-- Start of The input --

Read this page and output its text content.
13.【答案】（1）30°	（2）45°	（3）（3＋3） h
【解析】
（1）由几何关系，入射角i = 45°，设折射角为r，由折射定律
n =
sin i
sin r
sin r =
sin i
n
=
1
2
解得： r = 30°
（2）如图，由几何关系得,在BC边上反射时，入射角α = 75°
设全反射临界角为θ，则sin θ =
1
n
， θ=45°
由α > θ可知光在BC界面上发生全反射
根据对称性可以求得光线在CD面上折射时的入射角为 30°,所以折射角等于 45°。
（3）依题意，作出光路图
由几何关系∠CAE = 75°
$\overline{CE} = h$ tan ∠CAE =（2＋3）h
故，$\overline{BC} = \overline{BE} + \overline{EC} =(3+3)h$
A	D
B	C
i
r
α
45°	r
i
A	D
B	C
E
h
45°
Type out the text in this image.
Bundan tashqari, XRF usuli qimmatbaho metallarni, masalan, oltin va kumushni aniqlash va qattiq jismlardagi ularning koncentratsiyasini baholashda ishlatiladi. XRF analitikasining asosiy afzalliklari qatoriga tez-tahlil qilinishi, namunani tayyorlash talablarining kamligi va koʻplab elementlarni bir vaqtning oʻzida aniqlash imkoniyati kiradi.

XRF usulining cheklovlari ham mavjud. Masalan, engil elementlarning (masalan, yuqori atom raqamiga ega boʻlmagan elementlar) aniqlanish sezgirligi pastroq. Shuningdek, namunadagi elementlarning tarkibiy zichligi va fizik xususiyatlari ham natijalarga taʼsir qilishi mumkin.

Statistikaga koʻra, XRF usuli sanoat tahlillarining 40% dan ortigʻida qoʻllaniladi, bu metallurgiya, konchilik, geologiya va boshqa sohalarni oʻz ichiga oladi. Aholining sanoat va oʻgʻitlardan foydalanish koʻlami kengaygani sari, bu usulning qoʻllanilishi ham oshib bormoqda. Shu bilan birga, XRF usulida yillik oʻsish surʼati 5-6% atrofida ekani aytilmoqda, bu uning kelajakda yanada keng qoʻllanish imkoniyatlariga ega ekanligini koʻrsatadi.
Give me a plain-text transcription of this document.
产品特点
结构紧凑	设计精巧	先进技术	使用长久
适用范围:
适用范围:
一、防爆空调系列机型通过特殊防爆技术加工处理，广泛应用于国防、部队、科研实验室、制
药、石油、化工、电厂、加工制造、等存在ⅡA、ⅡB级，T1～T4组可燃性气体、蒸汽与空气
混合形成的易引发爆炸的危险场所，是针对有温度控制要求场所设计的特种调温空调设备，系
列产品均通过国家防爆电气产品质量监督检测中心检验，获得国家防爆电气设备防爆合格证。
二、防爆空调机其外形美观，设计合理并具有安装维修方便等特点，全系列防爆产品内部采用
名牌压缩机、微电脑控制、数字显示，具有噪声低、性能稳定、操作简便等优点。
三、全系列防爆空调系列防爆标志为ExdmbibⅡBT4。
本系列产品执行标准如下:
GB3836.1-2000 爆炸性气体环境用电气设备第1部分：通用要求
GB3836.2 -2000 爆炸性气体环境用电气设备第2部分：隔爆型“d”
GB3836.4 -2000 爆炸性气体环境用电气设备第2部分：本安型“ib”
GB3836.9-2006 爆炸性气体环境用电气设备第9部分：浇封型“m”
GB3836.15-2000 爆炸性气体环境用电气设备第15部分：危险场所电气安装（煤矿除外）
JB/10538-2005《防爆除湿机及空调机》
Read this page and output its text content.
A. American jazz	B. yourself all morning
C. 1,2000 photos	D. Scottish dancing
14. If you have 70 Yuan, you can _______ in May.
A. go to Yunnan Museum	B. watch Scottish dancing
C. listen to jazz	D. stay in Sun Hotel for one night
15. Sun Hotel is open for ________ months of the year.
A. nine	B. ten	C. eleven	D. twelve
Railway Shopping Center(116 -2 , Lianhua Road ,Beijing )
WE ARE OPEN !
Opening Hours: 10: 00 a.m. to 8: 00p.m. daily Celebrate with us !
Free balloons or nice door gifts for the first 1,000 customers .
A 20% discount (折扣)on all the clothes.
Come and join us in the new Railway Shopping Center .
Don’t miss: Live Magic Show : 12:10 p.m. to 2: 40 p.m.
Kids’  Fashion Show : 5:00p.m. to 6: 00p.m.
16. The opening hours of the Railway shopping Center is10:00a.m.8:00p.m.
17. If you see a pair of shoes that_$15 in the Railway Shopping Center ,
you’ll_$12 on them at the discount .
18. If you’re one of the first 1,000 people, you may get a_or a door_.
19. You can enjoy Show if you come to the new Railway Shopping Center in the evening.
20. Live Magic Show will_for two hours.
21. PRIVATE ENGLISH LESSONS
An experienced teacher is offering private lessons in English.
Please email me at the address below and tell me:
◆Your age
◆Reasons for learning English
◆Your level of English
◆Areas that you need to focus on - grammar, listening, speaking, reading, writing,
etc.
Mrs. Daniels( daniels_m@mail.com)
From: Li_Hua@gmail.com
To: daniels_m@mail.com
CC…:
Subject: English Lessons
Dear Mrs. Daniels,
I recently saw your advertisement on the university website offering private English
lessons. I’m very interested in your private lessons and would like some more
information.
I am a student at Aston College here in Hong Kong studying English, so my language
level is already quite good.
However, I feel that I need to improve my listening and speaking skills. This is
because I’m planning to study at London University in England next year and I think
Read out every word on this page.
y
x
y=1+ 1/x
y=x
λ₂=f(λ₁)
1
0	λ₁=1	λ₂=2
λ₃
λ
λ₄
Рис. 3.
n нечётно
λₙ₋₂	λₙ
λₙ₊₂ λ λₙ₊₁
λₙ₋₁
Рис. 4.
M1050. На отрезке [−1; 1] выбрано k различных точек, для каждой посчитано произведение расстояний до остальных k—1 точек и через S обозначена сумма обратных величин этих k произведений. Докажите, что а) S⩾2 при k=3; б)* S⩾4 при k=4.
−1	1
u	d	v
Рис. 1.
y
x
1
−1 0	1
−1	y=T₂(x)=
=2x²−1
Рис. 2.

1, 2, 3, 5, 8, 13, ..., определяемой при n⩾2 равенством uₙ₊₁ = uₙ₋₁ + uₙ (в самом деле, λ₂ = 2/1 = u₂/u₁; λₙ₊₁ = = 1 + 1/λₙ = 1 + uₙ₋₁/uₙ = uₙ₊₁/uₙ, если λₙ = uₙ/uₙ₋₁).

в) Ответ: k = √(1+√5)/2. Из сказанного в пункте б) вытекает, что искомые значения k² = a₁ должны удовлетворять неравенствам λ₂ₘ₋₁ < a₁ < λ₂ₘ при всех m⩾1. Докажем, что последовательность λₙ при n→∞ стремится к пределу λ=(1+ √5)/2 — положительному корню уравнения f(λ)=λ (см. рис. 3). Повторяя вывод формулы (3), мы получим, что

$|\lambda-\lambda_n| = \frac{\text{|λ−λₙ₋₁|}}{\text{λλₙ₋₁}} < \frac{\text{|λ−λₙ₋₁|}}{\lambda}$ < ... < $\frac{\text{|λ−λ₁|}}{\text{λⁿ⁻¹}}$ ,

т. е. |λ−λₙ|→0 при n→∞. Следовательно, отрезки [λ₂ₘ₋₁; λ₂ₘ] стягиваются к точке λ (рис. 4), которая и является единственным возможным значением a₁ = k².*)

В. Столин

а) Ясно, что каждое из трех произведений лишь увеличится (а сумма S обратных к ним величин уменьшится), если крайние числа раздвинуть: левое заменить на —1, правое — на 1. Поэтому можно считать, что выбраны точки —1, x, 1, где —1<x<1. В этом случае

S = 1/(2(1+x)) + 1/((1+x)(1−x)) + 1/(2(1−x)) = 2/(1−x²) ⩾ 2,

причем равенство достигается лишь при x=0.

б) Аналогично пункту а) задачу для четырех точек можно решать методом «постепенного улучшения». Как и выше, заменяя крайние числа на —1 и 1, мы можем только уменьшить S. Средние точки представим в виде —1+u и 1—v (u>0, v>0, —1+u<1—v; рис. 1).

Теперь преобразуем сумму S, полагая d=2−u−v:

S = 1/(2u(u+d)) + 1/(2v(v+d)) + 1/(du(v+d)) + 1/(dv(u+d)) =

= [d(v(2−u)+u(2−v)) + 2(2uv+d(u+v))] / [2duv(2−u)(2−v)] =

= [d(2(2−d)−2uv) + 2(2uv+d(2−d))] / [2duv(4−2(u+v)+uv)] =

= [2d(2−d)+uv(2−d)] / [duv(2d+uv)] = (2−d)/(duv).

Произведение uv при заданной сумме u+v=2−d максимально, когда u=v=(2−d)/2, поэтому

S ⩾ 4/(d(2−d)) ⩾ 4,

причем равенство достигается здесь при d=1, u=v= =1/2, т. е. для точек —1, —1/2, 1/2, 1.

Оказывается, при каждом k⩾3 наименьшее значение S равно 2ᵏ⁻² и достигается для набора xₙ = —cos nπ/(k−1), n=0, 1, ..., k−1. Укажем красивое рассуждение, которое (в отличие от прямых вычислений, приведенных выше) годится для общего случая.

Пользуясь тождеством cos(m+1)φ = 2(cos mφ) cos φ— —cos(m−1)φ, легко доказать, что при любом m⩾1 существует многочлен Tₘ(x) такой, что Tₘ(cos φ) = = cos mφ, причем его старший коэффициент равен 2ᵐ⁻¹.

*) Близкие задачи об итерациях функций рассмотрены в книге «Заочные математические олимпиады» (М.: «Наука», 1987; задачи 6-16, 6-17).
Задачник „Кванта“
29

-- End of The input --

*Stated task:*
Count every line above that holds the word "Show", and state the number and nothing more.

*Worked answer:*
4